Source data:

* begin *

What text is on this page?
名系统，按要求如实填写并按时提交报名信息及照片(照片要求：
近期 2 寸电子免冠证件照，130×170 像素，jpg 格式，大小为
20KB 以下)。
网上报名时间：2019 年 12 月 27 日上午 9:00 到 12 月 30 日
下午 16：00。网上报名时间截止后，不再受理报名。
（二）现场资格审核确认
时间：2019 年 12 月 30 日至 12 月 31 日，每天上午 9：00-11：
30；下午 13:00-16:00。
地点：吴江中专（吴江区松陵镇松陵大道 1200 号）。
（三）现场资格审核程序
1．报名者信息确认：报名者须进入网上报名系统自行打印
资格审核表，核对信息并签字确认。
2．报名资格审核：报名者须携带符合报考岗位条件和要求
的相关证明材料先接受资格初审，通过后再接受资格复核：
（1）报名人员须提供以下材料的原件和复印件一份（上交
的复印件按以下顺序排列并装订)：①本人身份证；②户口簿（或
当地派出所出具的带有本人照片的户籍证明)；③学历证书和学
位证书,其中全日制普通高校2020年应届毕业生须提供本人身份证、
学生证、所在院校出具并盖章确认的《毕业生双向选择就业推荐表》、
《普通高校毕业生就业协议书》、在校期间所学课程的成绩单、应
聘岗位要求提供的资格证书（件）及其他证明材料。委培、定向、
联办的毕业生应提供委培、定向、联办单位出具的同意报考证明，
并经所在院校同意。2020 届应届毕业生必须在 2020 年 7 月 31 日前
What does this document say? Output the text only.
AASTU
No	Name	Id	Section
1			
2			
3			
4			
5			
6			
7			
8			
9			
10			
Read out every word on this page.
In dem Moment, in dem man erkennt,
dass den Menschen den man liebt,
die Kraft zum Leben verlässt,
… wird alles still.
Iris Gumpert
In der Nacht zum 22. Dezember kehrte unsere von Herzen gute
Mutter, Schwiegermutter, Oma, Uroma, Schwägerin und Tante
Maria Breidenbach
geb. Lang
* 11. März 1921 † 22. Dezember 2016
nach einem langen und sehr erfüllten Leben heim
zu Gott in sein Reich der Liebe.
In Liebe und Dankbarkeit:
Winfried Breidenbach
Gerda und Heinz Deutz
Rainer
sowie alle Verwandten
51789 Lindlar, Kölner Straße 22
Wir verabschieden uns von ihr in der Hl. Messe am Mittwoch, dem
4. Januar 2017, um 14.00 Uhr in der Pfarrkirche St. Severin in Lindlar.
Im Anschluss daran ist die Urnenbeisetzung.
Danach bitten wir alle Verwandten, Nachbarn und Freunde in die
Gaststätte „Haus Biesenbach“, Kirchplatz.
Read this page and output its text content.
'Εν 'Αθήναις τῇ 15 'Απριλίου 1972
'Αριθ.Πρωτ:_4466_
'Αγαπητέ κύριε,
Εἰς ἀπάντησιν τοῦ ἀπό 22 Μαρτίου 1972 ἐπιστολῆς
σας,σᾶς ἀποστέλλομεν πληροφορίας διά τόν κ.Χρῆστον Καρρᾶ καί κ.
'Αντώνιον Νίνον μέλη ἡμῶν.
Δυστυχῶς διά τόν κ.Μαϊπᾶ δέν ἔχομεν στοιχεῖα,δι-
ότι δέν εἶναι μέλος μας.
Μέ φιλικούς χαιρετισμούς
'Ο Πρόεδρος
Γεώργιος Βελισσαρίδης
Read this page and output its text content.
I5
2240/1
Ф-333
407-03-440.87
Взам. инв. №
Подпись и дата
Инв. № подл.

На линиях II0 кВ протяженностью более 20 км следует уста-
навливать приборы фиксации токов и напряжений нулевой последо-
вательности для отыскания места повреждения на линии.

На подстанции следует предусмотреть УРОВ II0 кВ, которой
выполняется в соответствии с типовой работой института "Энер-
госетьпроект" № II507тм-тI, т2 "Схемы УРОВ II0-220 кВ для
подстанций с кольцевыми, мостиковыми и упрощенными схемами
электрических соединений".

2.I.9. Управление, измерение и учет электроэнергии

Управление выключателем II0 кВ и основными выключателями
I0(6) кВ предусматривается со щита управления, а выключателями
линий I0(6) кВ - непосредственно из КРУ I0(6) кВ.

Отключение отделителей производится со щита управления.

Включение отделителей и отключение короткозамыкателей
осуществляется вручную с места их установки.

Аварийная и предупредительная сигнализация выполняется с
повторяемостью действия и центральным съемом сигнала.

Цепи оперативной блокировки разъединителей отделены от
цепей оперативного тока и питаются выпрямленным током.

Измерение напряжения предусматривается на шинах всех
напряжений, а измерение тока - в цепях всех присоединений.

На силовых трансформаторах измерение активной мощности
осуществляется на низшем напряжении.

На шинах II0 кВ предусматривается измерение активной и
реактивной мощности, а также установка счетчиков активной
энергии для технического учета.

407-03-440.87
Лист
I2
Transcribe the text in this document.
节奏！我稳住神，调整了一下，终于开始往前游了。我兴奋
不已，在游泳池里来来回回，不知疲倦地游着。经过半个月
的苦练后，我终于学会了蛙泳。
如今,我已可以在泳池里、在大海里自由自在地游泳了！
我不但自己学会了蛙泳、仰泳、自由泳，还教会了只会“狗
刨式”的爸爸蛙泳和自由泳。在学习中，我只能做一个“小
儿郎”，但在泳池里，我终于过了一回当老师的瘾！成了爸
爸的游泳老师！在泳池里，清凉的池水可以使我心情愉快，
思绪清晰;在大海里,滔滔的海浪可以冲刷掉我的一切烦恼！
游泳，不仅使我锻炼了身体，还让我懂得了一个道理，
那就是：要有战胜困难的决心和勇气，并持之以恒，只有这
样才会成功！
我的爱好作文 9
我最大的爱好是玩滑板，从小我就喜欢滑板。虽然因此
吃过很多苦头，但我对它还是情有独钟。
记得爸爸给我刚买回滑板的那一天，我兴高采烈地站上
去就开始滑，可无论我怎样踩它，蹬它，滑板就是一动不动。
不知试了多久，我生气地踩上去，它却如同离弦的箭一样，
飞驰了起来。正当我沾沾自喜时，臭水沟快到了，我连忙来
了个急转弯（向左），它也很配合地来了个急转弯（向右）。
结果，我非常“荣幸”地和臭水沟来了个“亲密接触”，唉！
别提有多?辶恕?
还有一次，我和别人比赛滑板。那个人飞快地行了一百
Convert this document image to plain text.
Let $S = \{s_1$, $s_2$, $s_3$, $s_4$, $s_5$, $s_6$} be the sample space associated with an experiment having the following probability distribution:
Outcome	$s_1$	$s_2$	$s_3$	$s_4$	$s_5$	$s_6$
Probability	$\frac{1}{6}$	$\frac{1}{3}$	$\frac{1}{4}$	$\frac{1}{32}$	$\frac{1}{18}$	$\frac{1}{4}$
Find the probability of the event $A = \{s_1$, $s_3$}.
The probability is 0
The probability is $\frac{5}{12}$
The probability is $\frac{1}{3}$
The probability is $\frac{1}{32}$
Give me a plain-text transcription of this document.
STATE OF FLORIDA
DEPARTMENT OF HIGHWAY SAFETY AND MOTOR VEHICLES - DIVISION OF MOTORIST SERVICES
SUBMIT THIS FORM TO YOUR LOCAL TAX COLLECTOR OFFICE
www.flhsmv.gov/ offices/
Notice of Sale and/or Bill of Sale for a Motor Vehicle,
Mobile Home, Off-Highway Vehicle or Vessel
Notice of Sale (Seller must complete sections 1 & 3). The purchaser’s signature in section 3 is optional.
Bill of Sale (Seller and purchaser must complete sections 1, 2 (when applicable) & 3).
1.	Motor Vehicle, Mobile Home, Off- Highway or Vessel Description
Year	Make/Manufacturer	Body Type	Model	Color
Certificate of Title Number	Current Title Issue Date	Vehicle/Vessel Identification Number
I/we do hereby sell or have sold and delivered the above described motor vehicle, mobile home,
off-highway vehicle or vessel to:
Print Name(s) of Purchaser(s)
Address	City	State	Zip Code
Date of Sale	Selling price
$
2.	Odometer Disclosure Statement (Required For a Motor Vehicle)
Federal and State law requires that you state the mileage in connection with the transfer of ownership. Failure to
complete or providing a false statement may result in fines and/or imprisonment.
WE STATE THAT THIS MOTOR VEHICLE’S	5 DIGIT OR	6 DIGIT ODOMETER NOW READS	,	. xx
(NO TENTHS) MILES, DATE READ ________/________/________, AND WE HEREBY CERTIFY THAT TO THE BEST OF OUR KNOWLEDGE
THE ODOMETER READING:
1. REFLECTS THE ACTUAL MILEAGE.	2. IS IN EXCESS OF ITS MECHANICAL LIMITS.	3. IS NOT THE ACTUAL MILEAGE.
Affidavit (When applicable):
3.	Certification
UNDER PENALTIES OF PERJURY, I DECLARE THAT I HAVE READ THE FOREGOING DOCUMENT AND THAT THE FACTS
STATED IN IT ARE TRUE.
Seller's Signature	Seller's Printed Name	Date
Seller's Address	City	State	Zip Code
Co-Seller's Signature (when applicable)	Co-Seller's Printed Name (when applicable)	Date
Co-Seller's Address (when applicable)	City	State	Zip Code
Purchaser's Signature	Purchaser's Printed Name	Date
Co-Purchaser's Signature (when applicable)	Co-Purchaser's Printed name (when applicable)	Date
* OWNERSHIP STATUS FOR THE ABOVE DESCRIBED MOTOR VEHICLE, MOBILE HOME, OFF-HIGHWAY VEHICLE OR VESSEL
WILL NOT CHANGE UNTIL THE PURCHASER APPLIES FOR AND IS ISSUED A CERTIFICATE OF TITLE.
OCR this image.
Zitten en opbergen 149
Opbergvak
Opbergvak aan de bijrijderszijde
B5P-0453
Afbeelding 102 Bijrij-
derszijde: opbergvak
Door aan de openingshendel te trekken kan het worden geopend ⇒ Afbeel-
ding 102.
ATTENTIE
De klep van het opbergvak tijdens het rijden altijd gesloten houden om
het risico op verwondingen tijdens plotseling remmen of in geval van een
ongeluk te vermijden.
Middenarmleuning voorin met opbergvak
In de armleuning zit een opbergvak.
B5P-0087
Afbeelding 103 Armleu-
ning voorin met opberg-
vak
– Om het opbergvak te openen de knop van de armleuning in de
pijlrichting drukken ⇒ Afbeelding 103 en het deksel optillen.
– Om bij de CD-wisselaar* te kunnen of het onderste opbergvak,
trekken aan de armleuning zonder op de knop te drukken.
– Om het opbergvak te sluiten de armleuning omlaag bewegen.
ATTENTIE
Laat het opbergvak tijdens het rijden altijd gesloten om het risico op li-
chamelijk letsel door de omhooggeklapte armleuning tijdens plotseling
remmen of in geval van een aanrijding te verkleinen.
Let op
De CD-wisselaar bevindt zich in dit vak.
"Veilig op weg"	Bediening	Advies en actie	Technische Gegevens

* end *

In the listing above, how many lines hold the word "Notice"? Give the number and nothing more.

**Solution below**:
2